** BEGIN MATERIAL TO PROCESS **

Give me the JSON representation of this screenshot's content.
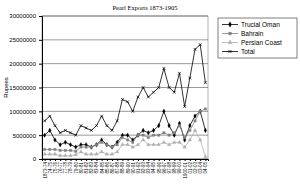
{
  "chart_data": {
    "type": "line",
    "title": "Pearl Exports 1873-1905",
    "y_label": "Rupees",
    "categories": [
      "1873-74",
      "74-75",
      "75-76",
      "76-77",
      "77-78",
      "78-79",
      "79-80",
      "80-81",
      "81-82",
      "82-83",
      "83-84",
      "84-85",
      "85-86",
      "86-87",
      "87-88",
      "88-89",
      "89-90",
      "90-91",
      "91-92",
      "92-93",
      "93-94",
      "94-95",
      "95-96",
      "96-97",
      "97-98",
      "98-99",
      "99-00",
      "1900-01",
      "01-02",
      "02-03",
      "03-04",
      "04-05"
    ],
    "series": [
      {
        "name": "Trucial Oman",
        "color": "#000000",
        "marker": "diamond",
        "values": [
          5000000,
          6000000,
          4000000,
          3000000,
          3500000,
          3000000,
          2500000,
          3000000,
          3000000,
          2500000,
          3000000,
          4000000,
          3000000,
          2500000,
          3500000,
          5000000,
          5000000,
          4000000,
          5000000,
          6000000,
          5500000,
          6000000,
          7000000,
          10000000,
          7000000,
          5000000,
          7500000,
          4000000,
          7000000,
          9000000,
          10000000,
          6000000
        ]
      },
      {
        "name": "Bahrain",
        "color": "#808080",
        "marker": "square",
        "values": [
          2000000,
          2000000,
          2000000,
          1800000,
          1800000,
          1800000,
          1600000,
          2500000,
          2500000,
          2500000,
          3000000,
          3500000,
          3000000,
          2500000,
          3000000,
          4500000,
          4000000,
          3500000,
          5000000,
          5000000,
          4500000,
          5000000,
          5000000,
          5500000,
          5000000,
          5500000,
          7000000,
          4500000,
          6000000,
          8000000,
          10000000,
          10500000
        ]
      },
      {
        "name": "Persian Coast",
        "color": "#b0b0b0",
        "marker": "triangle",
        "values": [
          1000000,
          1000000,
          1000000,
          700000,
          700000,
          700000,
          900000,
          1500000,
          1000000,
          1000000,
          1000000,
          1500000,
          1000000,
          1000000,
          1500000,
          3000000,
          3000000,
          2500000,
          3000000,
          4000000,
          3000000,
          3000000,
          3000000,
          3500000,
          3000000,
          3500000,
          3500000,
          2500000,
          4000000,
          6000000,
          4000000,
          500000
        ]
      },
      {
        "name": "Total",
        "color": "#000000",
        "marker": "cross",
        "values": [
          8000000,
          9000000,
          7000000,
          5500000,
          6000000,
          5500000,
          5000000,
          7000000,
          6500000,
          6000000,
          7000000,
          9000000,
          7000000,
          6000000,
          8000000,
          12500000,
          12000000,
          10000000,
          13000000,
          15000000,
          13000000,
          14000000,
          15000000,
          19000000,
          15000000,
          14000000,
          18000000,
          11000000,
          17000000,
          23000000,
          24000000,
          16000000
        ]
      }
    ],
    "ylim": [
      0,
      30000000
    ],
    "yticks": [
      0,
      5000000,
      10000000,
      15000000,
      20000000,
      25000000,
      30000000
    ],
    "grid": true,
    "legend": "right"
  }
}
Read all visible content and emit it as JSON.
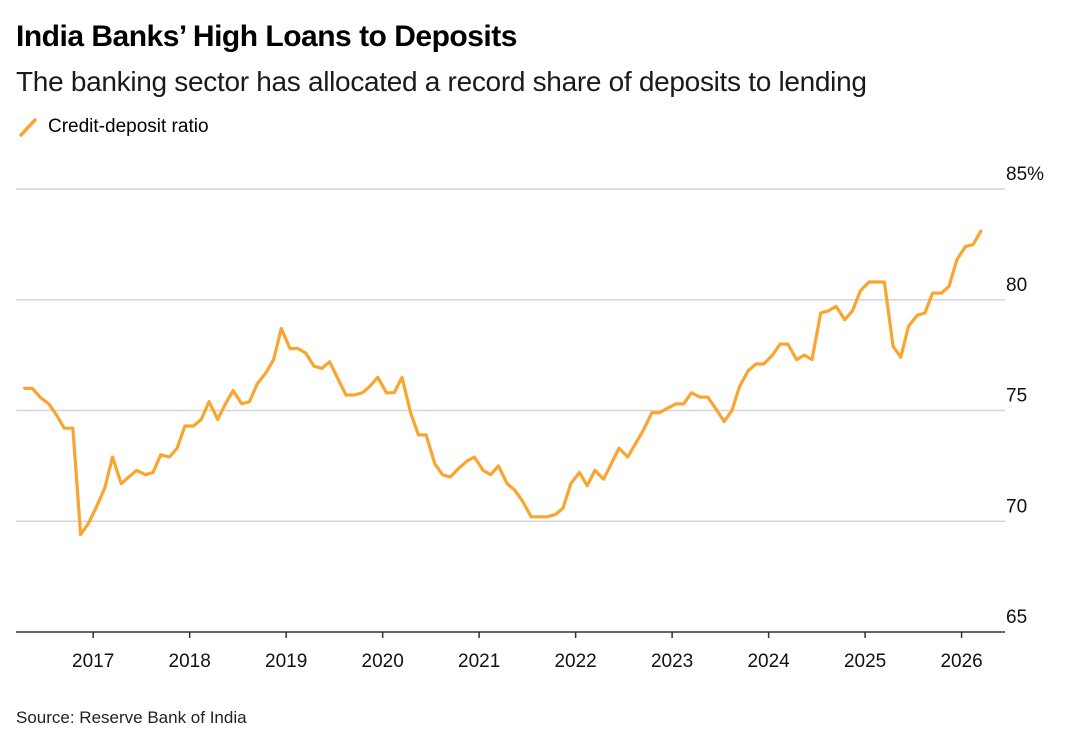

** END MATERIAL TO PROCESS **

REQUIREMENT — Repeat each entry exactly as it appears; skip any picture.

WRITTEN ANSWER —
Give me the JSON representation of this screenshot's content.
{
  "chart_data": {
    "type": "line",
    "title": "Pearl Exports 1873-1905",
    "y_label": "Rupees",
    "categories": [
      "1873-74",
      "74-75",
      "75-76",
      "76-77",
      "77-78",
      "78-79",
      "79-80",
      "80-81",
      "81-82",
      "82-83",
      "83-84",
      "84-85",
      "85-86",
      "86-87",
      "87-88",
      "88-89",
      "89-90",
      "90-91",
      "91-92",
      "92-93",
      "93-94",
      "94-95",
      "95-96",
      "96-97",
      "97-98",
      "98-99",
      "99-00",
      "1900-01",
      "01-02",
      "02-03",
      "03-04",
      "04-05"
    ],
    "series": [
      {
        "name": "Trucial Oman",
        "color": "#000000",
        "marker": "diamond",
        "values": [
          5000000,
          6000000,
          4000000,
          3000000,
          3500000,
          3000000,
          2500000,
          3000000,
          3000000,
          2500000,
          3000000,
          4000000,
          3000000,
          2500000,
          3500000,
          5000000,
          5000000,
          4000000,
          5000000,
          6000000,
          5500000,
          6000000,
          7000000,
          10000000,
          7000000,
          5000000,
          7500000,
          4000000,
          7000000,
          9000000,
          10000000,
          6000000
        ]
      },
      {
        "name": "Bahrain",
        "color": "#808080",
        "marker": "square",
        "values": [
          2000000,
          2000000,
          2000000,
          1800000,
          1800000,
          1800000,
          1600000,
          2500000,
          2500000,
          2500000,
          3000000,
          3500000,
          3000000,
          2500000,
          3000000,
          4500000,
          4000000,
          3500000,
          5000000,
          5000000,
          4500000,
          5000000,
          5000000,
          5500000,
          5000000,
          5500000,
          7000000,
          4500000,
          6000000,
          8000000,
          10000000,
          10500000
        ]
      },
      {
        "name": "Persian Coast",
        "color": "#b0b0b0",
        "marker": "triangle",
        "values": [
          1000000,
          1000000,
          1000000,
          700000,
          700000,
          700000,
          900000,
          1500000,
          1000000,
          1000000,
          1000000,
          1500000,
          1000000,
          1000000,
          1500000,
          3000000,
          3000000,
          2500000,
          3000000,
          4000000,
          3000000,
          3000000,
          3000000,
          3500000,
          3000000,
          3500000,
          3500000,
          2500000,
          4000000,
          6000000,
          4000000,
          500000
        ]
      },
      {
        "name": "Total",
        "color": "#000000",
        "marker": "cross",
        "values": [
          8000000,
          9000000,
          7000000,
          5500000,
          6000000,
          5500000,
          5000000,
          7000000,
          6500000,
          6000000,
          7000000,
          9000000,
          7000000,
          6000000,
          8000000,
          12500000,
          12000000,
          10000000,
          13000000,
          15000000,
          13000000,
          14000000,
          15000000,
          19000000,
          15000000,
          14000000,
          18000000,
          11000000,
          17000000,
          23000000,
          24000000,
          16000000
        ]
      }
    ],
    "ylim": [
      0,
      30000000
    ],
    "yticks": [
      0,
      5000000,
      10000000,
      15000000,
      20000000,
      25000000,
      30000000
    ],
    "grid": true,
    "legend": "right"
  }
}
Read all visible content and emit it as JSON.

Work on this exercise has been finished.